Input data:
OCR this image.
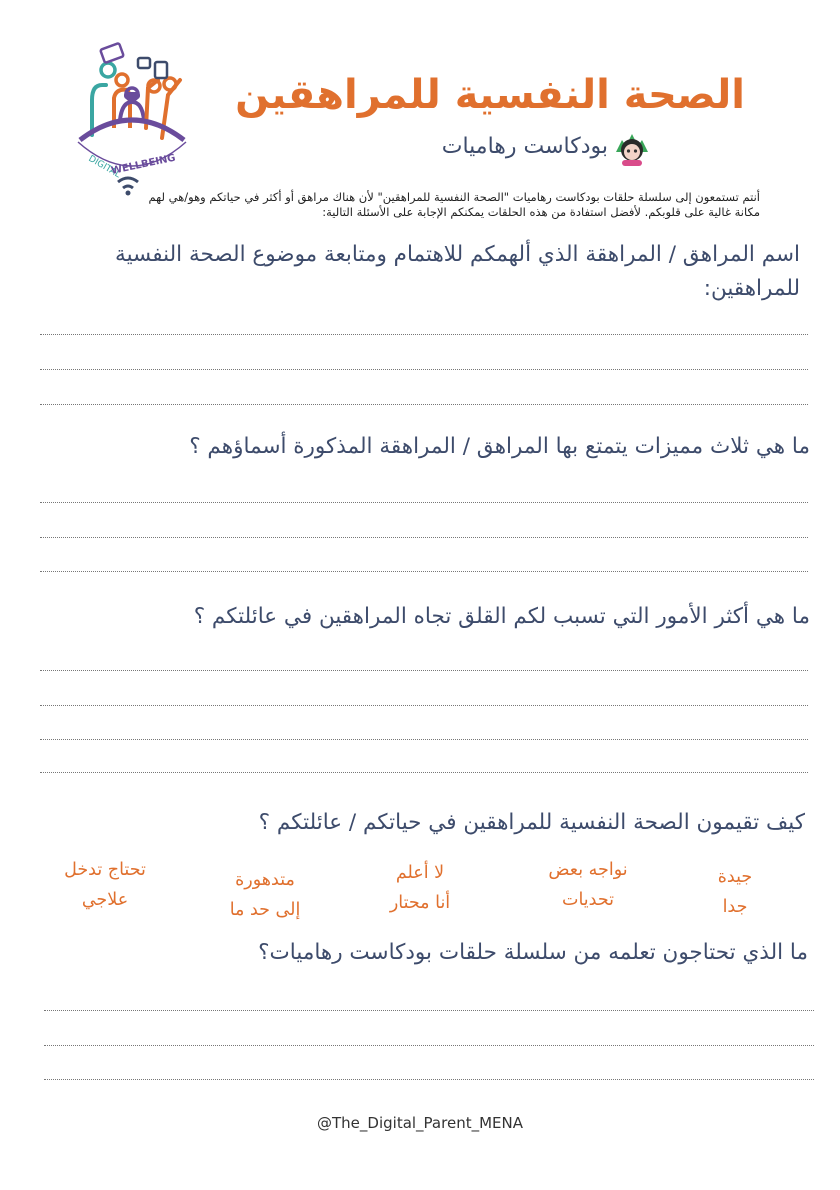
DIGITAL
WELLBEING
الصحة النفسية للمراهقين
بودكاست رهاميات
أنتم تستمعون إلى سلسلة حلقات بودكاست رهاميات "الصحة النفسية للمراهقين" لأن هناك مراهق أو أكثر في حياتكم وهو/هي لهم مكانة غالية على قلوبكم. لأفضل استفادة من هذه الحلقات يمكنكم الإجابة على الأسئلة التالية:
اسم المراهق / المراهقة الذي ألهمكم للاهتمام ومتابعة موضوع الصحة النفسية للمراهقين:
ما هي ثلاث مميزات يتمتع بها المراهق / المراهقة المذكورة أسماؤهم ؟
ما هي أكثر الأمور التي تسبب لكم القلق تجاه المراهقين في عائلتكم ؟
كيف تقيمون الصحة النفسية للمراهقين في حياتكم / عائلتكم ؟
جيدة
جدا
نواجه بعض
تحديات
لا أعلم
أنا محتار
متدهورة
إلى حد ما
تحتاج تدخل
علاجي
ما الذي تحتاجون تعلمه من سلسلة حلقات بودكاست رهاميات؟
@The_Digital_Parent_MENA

==

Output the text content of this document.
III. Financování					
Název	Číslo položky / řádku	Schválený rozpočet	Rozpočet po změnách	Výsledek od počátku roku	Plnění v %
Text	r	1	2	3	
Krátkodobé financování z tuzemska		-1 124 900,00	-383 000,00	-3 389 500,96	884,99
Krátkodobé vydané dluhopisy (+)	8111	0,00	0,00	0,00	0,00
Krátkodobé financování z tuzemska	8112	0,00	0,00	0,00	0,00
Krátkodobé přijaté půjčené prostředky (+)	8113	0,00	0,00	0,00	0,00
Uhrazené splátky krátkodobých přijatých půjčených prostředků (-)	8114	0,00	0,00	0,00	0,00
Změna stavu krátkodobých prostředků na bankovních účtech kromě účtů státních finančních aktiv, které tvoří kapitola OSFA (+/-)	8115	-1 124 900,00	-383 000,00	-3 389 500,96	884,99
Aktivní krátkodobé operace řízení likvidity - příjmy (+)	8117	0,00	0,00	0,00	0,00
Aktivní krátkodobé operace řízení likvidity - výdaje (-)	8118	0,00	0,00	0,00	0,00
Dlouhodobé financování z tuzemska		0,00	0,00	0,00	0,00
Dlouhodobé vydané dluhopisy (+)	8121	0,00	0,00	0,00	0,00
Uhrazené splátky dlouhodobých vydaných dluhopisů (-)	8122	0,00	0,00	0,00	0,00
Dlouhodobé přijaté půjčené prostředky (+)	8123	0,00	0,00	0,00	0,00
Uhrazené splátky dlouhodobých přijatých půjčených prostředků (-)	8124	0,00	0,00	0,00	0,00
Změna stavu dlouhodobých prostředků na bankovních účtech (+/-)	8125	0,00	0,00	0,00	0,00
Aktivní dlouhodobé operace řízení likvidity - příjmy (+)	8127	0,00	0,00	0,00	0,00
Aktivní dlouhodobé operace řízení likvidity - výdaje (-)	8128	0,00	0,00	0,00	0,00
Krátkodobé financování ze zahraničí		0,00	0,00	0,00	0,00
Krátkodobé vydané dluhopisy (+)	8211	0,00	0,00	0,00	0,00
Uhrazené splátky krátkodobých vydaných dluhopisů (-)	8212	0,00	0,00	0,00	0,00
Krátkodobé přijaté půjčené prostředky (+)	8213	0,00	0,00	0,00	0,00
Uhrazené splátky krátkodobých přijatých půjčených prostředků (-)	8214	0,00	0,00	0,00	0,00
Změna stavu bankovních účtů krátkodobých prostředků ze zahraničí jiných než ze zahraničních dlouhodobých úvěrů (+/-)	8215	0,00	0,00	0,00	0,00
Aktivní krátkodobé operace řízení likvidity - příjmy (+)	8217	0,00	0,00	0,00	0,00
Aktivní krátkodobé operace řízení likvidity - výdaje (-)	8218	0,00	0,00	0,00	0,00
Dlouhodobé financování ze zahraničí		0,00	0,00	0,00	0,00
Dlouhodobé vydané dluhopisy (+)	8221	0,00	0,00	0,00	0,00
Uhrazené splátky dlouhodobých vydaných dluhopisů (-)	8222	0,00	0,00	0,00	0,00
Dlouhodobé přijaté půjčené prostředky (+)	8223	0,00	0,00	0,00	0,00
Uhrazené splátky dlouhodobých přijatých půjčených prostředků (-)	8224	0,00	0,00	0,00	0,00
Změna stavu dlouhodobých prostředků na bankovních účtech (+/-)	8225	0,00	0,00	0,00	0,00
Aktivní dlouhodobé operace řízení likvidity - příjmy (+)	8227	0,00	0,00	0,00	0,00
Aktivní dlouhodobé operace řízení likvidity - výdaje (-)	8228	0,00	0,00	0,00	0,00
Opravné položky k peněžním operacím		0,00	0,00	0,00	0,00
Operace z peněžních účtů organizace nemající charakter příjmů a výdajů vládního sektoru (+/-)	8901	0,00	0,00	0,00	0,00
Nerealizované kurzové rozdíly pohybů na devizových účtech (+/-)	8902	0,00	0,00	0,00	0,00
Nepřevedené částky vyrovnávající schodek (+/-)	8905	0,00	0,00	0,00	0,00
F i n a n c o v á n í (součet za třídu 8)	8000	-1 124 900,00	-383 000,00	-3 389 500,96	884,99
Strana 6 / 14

---

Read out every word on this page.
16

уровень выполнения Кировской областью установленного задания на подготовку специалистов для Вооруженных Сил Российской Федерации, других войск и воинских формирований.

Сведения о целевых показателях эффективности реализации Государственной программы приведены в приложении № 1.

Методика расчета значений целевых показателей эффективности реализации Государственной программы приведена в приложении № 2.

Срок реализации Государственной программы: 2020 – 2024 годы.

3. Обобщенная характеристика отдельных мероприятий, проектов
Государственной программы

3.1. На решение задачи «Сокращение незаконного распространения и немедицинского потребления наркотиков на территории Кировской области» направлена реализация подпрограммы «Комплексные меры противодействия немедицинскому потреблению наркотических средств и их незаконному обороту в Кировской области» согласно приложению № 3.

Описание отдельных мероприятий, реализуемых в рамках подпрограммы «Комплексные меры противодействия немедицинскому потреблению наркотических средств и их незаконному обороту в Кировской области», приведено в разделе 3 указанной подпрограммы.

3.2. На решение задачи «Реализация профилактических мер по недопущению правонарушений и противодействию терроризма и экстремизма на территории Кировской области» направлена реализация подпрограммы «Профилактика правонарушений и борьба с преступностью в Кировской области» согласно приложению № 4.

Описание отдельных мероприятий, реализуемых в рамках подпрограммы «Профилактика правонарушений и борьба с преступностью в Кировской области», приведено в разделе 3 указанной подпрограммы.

The task:
Copy each line containing the word "سلسلة" from the data.

Answer below:
أنتم تستمعون إلى سلسلة حلقات بودكاست رهاميات "الصحة النفسية للمراهقين" لأن هناك مراهق أو أكثر في حياتكم وهو/هي لهم مكانة غالية على قلوبكم. لأفضل استفادة من هذه الحلقات يمكنكم الإجابة على الأسئلة التالية:
ما الذي تحتاجون تعلمه من سلسلة حلقات بودكاست رهاميات؟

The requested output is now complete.